Aufgabe:
Schreibe im Text zur Feinstaubbelastung alles von "Der traditionelle Anstieg" bis hinunter zu "im Tagesmittel überschritten." neu und ersetze dabei "Mikrogramm pro Kubikmeter" durch "µg/m³".

Vorliegender Text:

☆ ☆ ☆ ☆ ☆ ☆ ☆

Der traditionelle Anstieg der Feinstaubkonzentration kurz nach Mitternacht fiel wie im Vorjahr vergleichsweise niedrig aus. Im Mittel über alle städtischen Stationen wurde im Zeitraum von 0 Uhr bis 0.30 Uhr für PM 2,5 eine Konzentration von etwa 115 Mikrogramm pro Kubikmeter erreicht. Kurzfristig wurden jedoch an einzelnen Messstellen Werte von einigen hundert Mikrogramm pro Kubikmeter überschritten. Der höchste Halbstundenwert wurde mit 320 Mikrogramm pro Kubikmeter an der Wiesbadener Ringkirche und in Offenbach an der Unteren Grenzstraße gemessen. Trotz des schnellen Konzentrationsabfalls noch während der frühen Nachtstunden wurde an sechs hessischen Messstellen für PM 2,5 ein Wert von 25 Mikrogramm pro Kubikmeter im Tagesmittel überschritten.

☆ ☆ ☆ ☆ ☆ ☆ ☆

Extrahierte Datensätze:

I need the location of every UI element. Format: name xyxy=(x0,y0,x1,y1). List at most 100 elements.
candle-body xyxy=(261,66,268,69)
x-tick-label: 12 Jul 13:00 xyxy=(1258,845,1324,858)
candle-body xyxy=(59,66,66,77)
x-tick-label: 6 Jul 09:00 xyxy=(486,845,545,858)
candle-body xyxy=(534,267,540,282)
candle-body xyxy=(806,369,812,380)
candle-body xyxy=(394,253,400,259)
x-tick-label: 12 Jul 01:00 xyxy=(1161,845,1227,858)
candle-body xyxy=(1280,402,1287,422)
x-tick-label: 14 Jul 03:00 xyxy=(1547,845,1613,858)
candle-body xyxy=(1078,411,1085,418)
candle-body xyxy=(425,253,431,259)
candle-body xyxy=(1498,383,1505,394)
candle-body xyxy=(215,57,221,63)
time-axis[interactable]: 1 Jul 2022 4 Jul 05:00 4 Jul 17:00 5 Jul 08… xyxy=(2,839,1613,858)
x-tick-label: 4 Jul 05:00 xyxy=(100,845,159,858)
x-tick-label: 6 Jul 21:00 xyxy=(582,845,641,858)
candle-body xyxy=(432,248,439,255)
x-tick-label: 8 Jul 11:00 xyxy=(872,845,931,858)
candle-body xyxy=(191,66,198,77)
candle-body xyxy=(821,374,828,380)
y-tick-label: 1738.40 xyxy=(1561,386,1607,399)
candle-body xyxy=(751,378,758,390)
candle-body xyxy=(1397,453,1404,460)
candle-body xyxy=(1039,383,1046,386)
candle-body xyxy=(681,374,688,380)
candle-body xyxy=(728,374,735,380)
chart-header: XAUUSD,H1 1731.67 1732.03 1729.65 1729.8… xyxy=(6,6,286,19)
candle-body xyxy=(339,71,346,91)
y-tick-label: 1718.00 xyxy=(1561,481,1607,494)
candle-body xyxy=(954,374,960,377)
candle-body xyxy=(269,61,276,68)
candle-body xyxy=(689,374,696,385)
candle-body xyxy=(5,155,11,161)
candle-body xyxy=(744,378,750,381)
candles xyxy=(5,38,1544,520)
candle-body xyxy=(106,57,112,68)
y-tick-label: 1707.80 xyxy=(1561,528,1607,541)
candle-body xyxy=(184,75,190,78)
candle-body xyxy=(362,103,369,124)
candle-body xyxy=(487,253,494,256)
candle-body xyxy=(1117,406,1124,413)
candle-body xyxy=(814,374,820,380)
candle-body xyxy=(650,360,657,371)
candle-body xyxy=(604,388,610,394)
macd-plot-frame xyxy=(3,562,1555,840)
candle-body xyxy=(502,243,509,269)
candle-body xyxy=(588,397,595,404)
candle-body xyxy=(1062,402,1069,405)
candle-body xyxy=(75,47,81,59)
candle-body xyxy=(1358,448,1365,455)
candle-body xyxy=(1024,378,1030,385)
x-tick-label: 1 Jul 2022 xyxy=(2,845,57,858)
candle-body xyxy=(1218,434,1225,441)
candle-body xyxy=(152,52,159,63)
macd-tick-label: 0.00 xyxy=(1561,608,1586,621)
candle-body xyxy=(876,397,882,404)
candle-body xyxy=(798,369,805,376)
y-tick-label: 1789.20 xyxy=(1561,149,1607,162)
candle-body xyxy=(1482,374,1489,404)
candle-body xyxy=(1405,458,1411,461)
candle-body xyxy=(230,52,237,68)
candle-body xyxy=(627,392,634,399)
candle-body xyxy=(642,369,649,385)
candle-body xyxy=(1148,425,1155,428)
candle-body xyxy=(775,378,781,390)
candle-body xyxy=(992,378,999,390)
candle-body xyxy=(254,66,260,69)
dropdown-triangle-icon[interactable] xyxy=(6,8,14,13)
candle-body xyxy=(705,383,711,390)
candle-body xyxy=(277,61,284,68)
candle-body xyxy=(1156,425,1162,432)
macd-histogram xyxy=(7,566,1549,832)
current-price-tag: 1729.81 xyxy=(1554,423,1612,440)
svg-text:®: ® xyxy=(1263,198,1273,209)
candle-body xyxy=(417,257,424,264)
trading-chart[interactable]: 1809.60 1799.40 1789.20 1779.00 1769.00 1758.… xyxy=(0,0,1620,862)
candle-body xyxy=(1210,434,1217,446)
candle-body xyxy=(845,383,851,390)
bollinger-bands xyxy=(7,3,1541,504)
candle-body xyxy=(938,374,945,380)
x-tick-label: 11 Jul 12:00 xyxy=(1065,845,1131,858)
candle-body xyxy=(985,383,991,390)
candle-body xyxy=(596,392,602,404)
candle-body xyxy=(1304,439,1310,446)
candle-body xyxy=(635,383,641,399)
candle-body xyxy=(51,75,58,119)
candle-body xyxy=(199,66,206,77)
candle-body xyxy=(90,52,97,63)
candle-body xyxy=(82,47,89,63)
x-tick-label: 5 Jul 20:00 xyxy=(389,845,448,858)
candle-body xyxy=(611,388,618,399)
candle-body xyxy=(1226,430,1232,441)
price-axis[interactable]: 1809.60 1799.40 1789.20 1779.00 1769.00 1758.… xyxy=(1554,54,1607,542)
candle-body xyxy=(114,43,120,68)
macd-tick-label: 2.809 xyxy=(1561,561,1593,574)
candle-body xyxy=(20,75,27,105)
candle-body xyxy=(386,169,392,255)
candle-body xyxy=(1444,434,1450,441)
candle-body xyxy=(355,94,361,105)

☆ ☆ ☆ ☆ ☆ ☆ ☆

Gelöste Aufgabe:
Der traditionelle Anstieg der Feinstaubkonzentration kurz nach Mitternacht fiel wie im Vorjahr vergleichsweise niedrig aus. Im Mittel über alle städtischen Stationen wurde im Zeitraum von 0 Uhr bis 0.30 Uhr für PM 2,5 eine Konzentration von etwa 115 µg/m³ erreicht. Kurzfristig wurden jedoch an einzelnen Messstellen Werte von einigen hundert µg/m³ überschritten. Der höchste Halbstundenwert wurde mit 320 µg/m³ an der Wiesbadener Ringkirche und in Offenbach an der Unteren Grenzstraße gemessen. Trotz des schnellen Konzentrationsabfalls noch während der frühen Nachtstunden wurde an sechs hessischen Messstellen für PM 2,5 ein Wert von 25 µg/m³ im Tagesmittel überschritten.